Directions for this task =
Without including the pictures, copy out every line below.

(Source data)
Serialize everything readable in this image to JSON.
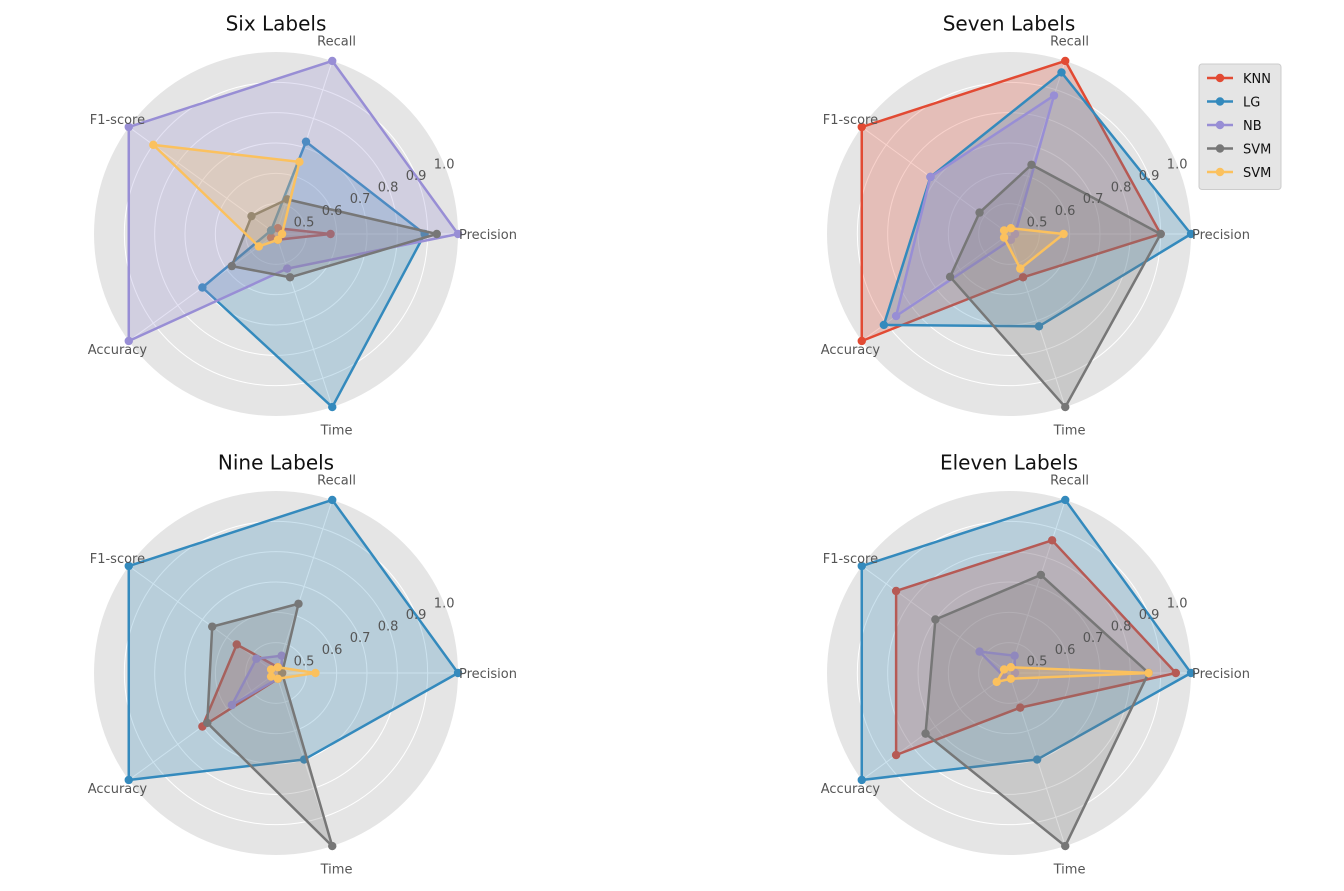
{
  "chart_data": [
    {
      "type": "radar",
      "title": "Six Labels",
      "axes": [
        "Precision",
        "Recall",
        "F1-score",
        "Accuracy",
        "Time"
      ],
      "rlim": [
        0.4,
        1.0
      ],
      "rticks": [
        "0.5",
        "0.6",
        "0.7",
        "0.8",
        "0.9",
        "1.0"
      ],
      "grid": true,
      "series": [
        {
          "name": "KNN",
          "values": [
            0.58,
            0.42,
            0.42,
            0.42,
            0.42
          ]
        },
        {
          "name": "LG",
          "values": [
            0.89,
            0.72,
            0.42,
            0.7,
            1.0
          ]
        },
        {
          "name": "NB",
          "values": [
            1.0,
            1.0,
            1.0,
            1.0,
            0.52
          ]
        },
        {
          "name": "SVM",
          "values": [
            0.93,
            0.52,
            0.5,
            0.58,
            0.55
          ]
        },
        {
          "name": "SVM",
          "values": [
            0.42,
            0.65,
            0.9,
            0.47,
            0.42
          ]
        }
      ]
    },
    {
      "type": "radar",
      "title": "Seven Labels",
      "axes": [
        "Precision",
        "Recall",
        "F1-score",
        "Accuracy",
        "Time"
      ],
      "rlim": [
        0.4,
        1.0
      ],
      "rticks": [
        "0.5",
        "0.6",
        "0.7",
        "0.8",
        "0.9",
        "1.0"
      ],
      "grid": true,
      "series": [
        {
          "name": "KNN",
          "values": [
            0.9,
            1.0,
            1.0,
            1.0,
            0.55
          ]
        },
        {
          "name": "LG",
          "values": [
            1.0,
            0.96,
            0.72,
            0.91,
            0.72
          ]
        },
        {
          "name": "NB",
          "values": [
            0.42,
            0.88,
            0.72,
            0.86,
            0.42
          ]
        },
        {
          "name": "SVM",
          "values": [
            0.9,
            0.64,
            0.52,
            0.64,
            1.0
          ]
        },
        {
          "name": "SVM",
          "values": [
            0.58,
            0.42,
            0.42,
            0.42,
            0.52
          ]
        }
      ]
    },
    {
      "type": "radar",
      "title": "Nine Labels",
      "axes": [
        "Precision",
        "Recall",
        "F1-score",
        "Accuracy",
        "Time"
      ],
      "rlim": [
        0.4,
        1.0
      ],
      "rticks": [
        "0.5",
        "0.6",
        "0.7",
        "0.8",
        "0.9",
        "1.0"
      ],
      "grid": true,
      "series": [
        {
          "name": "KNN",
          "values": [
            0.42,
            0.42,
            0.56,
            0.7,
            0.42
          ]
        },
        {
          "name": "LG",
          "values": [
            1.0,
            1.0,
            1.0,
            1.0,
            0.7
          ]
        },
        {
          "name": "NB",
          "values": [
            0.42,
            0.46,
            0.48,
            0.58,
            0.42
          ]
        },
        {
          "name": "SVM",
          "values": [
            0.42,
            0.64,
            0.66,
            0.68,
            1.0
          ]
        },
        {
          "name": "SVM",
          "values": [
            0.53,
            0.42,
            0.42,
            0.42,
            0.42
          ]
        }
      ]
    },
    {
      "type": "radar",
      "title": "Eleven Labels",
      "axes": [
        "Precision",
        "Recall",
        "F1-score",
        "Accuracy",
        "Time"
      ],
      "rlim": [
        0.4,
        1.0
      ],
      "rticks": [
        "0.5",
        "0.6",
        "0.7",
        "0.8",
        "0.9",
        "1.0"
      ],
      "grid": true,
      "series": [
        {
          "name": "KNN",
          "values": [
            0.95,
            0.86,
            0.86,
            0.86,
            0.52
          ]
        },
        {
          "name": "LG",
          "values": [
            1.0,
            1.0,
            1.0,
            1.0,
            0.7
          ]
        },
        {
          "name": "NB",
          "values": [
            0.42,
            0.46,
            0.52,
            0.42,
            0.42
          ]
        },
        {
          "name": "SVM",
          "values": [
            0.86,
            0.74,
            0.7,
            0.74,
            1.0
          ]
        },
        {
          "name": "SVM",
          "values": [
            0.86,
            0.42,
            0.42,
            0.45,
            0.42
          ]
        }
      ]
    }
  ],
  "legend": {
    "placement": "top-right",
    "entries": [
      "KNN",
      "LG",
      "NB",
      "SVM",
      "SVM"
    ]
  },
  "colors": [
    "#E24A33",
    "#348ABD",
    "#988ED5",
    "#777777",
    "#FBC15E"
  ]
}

Answer for the task =
Serialize everything readable in this image to JSON.
{
  "chart_data": [
    {
      "type": "radar",
      "title": "Six Labels",
      "axes": [
        "Precision",
        "Recall",
        "F1-score",
        "Accuracy",
        "Time"
      ],
      "rlim": [
        0.4,
        1.0
      ],
      "rticks": [
        "0.5",
        "0.6",
        "0.7",
        "0.8",
        "0.9",
        "1.0"
      ],
      "grid": true,
      "series": [
        {
          "name": "KNN",
          "values": [
            0.58,
            0.42,
            0.42,
            0.42,
            0.42
          ]
        },
        {
          "name": "LG",
          "values": [
            0.89,
            0.72,
            0.42,
            0.7,
            1.0
          ]
        },
        {
          "name": "NB",
          "values": [
            1.0,
            1.0,
            1.0,
            1.0,
            0.52
          ]
        },
        {
          "name": "SVM",
          "values": [
            0.93,
            0.52,
            0.5,
            0.58,
            0.55
          ]
        },
        {
          "name": "SVM",
          "values": [
            0.42,
            0.65,
            0.9,
            0.47,
            0.42
          ]
        }
      ]
    },
    {
      "type": "radar",
      "title": "Seven Labels",
      "axes": [
        "Precision",
        "Recall",
        "F1-score",
        "Accuracy",
        "Time"
      ],
      "rlim": [
        0.4,
        1.0
      ],
      "rticks": [
        "0.5",
        "0.6",
        "0.7",
        "0.8",
        "0.9",
        "1.0"
      ],
      "grid": true,
      "series": [
        {
          "name": "KNN",
          "values": [
            0.9,
            1.0,
            1.0,
            1.0,
            0.55
          ]
        },
        {
          "name": "LG",
          "values": [
            1.0,
            0.96,
            0.72,
            0.91,
            0.72
          ]
        },
        {
          "name": "NB",
          "values": [
            0.42,
            0.88,
            0.72,
            0.86,
            0.42
          ]
        },
        {
          "name": "SVM",
          "values": [
            0.9,
            0.64,
            0.52,
            0.64,
            1.0
          ]
        },
        {
          "name": "SVM",
          "values": [
            0.58,
            0.42,
            0.42,
            0.42,
            0.52
          ]
        }
      ]
    },
    {
      "type": "radar",
      "title": "Nine Labels",
      "axes": [
        "Precision",
        "Recall",
        "F1-score",
        "Accuracy",
        "Time"
      ],
      "rlim": [
        0.4,
        1.0
      ],
      "rticks": [
        "0.5",
        "0.6",
        "0.7",
        "0.8",
        "0.9",
        "1.0"
      ],
      "grid": true,
      "series": [
        {
          "name": "KNN",
          "values": [
            0.42,
            0.42,
            0.56,
            0.7,
            0.42
          ]
        },
        {
          "name": "LG",
          "values": [
            1.0,
            1.0,
            1.0,
            1.0,
            0.7
          ]
        },
        {
          "name": "NB",
          "values": [
            0.42,
            0.46,
            0.48,
            0.58,
            0.42
          ]
        },
        {
          "name": "SVM",
          "values": [
            0.42,
            0.64,
            0.66,
            0.68,
            1.0
          ]
        },
        {
          "name": "SVM",
          "values": [
            0.53,
            0.42,
            0.42,
            0.42,
            0.42
          ]
        }
      ]
    },
    {
      "type": "radar",
      "title": "Eleven Labels",
      "axes": [
        "Precision",
        "Recall",
        "F1-score",
        "Accuracy",
        "Time"
      ],
      "rlim": [
        0.4,
        1.0
      ],
      "rticks": [
        "0.5",
        "0.6",
        "0.7",
        "0.8",
        "0.9",
        "1.0"
      ],
      "grid": true,
      "series": [
        {
          "name": "KNN",
          "values": [
            0.95,
            0.86,
            0.86,
            0.86,
            0.52
          ]
        },
        {
          "name": "LG",
          "values": [
            1.0,
            1.0,
            1.0,
            1.0,
            0.7
          ]
        },
        {
          "name": "NB",
          "values": [
            0.42,
            0.46,
            0.52,
            0.42,
            0.42
          ]
        },
        {
          "name": "SVM",
          "values": [
            0.86,
            0.74,
            0.7,
            0.74,
            1.0
          ]
        },
        {
          "name": "SVM",
          "values": [
            0.86,
            0.42,
            0.42,
            0.45,
            0.42
          ]
        }
      ]
    }
  ],
  "legend": {
    "placement": "top-right",
    "entries": [
      "KNN",
      "LG",
      "NB",
      "SVM",
      "SVM"
    ]
  },
  "colors": [
    "#E24A33",
    "#348ABD",
    "#988ED5",
    "#777777",
    "#FBC15E"
  ]
}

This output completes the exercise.